— Start —

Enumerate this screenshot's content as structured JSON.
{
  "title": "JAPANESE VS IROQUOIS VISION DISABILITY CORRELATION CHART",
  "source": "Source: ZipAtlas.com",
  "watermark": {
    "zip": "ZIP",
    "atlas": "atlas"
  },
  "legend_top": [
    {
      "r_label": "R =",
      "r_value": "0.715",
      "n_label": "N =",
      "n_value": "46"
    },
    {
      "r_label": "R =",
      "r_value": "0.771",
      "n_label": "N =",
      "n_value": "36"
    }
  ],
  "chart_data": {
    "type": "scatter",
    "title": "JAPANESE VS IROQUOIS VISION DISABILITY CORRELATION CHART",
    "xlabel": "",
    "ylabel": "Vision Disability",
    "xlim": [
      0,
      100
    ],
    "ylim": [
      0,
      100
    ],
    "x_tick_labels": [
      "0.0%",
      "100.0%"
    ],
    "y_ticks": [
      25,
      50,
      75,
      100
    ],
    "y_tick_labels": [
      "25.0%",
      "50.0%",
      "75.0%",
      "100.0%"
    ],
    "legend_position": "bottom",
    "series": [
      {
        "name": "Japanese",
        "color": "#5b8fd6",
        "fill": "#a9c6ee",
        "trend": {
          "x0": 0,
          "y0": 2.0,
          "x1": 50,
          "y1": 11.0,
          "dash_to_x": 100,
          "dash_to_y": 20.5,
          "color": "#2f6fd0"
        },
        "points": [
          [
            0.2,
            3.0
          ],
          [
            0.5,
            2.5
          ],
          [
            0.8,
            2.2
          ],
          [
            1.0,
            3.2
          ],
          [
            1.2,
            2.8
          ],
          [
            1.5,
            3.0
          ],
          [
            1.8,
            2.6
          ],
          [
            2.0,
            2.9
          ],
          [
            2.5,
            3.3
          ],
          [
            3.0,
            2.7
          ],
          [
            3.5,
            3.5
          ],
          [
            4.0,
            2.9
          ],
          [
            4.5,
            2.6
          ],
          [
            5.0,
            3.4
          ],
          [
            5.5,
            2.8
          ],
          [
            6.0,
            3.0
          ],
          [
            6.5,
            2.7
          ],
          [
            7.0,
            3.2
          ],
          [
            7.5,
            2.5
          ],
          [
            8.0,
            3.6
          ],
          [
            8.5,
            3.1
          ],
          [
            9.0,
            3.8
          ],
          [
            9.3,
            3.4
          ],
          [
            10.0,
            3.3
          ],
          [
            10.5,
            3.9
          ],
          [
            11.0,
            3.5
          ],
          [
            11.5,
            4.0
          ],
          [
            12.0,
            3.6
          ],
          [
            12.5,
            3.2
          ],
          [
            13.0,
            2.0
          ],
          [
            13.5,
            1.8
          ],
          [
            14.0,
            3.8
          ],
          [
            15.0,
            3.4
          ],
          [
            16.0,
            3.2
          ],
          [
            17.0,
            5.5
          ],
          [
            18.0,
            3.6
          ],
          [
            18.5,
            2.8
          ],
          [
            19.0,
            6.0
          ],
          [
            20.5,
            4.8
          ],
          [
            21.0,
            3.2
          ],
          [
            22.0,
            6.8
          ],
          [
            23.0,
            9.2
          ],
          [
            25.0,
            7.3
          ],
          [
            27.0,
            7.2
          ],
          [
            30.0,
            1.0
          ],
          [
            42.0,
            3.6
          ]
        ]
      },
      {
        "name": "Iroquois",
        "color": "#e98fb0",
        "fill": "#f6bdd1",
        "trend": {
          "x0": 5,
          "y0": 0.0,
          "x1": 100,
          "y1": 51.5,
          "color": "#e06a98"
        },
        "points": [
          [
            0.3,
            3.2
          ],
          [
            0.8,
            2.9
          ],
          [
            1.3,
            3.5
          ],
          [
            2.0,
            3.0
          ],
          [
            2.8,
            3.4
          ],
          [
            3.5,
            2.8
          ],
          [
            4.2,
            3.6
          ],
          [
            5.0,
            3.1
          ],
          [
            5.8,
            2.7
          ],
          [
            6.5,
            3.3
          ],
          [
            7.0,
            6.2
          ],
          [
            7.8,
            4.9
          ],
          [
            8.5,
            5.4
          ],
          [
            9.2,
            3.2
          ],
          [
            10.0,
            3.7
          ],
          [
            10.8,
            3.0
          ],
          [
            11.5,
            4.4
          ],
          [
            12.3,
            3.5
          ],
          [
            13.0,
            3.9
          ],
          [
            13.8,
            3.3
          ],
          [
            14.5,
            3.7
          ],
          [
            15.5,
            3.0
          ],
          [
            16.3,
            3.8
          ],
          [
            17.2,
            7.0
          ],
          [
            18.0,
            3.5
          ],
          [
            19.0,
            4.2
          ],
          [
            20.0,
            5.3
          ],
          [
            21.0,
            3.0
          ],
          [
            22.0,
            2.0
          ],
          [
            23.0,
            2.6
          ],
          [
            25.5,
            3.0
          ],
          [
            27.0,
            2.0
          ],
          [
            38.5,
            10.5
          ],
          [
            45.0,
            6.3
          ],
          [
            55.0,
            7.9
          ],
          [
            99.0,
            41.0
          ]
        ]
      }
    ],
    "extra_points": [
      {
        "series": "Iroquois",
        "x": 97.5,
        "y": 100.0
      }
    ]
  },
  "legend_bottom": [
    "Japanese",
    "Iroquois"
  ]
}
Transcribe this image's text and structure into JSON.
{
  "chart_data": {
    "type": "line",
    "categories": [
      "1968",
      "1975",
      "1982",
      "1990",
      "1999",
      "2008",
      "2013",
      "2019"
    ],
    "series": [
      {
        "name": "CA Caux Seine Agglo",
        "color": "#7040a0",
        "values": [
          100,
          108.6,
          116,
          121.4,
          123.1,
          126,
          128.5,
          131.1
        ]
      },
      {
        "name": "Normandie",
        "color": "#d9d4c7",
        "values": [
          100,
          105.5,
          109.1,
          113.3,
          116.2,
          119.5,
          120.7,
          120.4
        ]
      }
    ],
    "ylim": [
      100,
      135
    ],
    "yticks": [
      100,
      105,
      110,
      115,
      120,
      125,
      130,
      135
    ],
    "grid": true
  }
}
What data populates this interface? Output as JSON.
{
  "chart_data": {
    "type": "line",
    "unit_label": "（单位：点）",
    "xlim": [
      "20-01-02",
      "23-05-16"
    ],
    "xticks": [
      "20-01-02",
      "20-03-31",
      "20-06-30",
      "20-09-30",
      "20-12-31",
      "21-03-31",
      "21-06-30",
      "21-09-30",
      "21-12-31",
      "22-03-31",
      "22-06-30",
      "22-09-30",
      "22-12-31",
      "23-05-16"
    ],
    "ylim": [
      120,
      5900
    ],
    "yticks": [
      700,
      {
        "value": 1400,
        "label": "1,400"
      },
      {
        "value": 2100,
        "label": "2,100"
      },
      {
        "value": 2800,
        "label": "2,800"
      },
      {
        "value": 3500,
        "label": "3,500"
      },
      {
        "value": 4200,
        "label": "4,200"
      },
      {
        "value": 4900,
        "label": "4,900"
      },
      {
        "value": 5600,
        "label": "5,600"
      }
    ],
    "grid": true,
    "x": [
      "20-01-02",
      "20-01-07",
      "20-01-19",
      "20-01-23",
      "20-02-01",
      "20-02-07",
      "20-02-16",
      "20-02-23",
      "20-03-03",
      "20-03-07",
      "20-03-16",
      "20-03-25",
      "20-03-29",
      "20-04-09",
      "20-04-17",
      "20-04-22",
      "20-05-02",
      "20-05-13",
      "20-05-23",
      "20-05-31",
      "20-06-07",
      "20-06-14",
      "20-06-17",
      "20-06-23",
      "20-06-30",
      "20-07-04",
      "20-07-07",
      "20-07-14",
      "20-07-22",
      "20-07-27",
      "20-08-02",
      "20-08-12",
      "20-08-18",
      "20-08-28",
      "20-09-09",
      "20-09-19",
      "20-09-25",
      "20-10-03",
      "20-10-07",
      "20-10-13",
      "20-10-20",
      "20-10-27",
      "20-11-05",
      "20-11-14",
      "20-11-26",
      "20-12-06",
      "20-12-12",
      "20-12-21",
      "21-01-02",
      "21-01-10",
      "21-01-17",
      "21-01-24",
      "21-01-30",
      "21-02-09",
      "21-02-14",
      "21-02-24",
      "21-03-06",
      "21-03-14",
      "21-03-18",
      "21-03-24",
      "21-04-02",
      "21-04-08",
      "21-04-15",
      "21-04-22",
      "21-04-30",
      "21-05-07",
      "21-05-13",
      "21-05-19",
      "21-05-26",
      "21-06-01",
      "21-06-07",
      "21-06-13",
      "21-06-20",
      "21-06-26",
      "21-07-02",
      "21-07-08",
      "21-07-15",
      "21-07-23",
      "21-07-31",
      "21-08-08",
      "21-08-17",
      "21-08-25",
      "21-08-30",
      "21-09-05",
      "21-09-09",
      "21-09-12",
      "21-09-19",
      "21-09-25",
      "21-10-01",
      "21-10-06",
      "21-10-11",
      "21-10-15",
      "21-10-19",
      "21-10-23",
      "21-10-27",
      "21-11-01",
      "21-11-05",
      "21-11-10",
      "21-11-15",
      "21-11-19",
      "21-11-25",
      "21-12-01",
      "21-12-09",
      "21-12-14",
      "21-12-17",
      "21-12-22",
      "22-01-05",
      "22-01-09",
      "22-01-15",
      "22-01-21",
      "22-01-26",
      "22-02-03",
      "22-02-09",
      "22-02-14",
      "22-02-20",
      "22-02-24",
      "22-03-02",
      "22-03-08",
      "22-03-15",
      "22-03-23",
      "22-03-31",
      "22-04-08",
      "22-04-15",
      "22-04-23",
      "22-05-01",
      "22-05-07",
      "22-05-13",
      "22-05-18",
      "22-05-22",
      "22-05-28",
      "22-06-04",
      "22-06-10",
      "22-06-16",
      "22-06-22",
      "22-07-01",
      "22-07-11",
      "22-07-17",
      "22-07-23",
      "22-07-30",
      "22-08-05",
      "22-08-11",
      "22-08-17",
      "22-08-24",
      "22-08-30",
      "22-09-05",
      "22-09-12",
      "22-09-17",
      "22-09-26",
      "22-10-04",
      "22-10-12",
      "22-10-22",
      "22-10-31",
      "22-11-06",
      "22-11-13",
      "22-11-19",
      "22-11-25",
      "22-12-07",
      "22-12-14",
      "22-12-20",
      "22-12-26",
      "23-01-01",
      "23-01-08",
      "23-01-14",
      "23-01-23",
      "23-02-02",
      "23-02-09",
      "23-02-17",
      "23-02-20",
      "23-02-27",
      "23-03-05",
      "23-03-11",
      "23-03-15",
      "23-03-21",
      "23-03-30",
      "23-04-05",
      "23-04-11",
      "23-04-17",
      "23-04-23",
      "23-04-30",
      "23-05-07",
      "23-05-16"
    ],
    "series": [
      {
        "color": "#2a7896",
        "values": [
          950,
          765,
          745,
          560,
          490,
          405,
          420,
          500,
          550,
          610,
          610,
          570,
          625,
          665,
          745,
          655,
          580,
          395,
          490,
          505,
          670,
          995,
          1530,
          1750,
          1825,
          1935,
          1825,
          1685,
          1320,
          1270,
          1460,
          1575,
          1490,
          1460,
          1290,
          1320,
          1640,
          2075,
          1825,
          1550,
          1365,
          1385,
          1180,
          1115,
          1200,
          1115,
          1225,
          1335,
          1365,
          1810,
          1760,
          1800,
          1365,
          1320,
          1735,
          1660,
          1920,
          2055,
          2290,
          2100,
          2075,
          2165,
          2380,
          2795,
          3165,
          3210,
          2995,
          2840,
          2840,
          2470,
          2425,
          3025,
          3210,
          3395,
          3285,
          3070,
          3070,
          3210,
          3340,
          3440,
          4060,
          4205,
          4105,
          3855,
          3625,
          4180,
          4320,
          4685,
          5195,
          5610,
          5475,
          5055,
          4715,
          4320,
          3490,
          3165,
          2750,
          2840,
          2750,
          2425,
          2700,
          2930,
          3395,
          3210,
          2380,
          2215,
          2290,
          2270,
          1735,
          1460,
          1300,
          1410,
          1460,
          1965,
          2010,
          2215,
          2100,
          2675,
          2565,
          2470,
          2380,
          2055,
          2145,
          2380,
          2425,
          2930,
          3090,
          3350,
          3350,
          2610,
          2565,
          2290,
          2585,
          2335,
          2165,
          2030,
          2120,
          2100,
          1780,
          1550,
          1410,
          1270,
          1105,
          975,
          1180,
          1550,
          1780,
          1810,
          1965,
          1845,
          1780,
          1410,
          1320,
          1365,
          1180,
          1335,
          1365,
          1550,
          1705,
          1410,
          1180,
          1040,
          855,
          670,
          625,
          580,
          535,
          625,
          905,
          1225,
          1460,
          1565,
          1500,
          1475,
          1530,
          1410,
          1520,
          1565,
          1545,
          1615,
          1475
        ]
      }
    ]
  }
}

— End —

> WORK TO DO: Single out each line of the records above with the string "title" in it, and copy it.

> EXERCISE ANSWER:
  "title": "JAPANESE VS IROQUOIS VISION DISABILITY CORRELATION CHART",
    "title": "JAPANESE VS IROQUOIS VISION DISABILITY CORRELATION CHART",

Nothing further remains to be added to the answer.